Source data:

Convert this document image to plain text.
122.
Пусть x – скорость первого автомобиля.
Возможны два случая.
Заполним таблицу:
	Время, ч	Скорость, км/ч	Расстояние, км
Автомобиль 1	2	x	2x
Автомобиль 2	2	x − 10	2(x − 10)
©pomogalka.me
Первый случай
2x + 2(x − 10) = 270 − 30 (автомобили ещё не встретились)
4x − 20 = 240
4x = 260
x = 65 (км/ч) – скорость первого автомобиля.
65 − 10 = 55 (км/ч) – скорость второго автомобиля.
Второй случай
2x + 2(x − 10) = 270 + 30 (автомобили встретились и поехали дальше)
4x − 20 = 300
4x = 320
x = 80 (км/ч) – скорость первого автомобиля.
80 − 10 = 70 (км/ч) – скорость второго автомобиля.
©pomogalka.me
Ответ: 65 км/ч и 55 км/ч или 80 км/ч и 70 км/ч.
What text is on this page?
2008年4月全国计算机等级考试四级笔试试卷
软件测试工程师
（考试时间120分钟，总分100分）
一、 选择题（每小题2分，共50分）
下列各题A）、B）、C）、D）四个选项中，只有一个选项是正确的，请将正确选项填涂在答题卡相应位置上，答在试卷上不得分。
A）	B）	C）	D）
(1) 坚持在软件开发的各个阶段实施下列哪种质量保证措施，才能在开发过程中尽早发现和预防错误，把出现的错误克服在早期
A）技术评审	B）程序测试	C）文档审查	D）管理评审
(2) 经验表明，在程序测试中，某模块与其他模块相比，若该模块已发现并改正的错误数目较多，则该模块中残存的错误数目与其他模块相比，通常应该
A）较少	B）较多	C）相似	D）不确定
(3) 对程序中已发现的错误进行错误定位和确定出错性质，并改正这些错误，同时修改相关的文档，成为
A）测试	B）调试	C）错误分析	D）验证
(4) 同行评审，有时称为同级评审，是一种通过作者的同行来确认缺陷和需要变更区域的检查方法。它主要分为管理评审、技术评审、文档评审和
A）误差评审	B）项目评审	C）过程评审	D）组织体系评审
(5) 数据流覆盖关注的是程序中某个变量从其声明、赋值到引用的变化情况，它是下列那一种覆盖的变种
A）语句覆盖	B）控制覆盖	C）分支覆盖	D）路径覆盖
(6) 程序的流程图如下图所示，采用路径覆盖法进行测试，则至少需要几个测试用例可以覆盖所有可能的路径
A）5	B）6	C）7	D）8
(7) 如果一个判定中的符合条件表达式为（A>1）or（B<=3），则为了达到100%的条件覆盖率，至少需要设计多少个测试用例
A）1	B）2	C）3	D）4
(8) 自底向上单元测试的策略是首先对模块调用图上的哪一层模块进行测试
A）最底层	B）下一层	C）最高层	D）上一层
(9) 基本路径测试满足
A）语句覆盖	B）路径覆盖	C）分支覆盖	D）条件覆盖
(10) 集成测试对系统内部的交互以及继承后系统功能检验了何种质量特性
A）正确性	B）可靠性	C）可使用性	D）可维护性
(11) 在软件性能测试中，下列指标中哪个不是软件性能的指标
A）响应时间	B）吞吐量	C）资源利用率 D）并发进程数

• Stated exercise:
Above are the records. Copy every line in them holding "второго".

• Response to the task:
65 − 10 = 55 (км/ч) – скорость второго автомобиля.
80 − 10 = 70 (км/ч) – скорость второго автомобиля.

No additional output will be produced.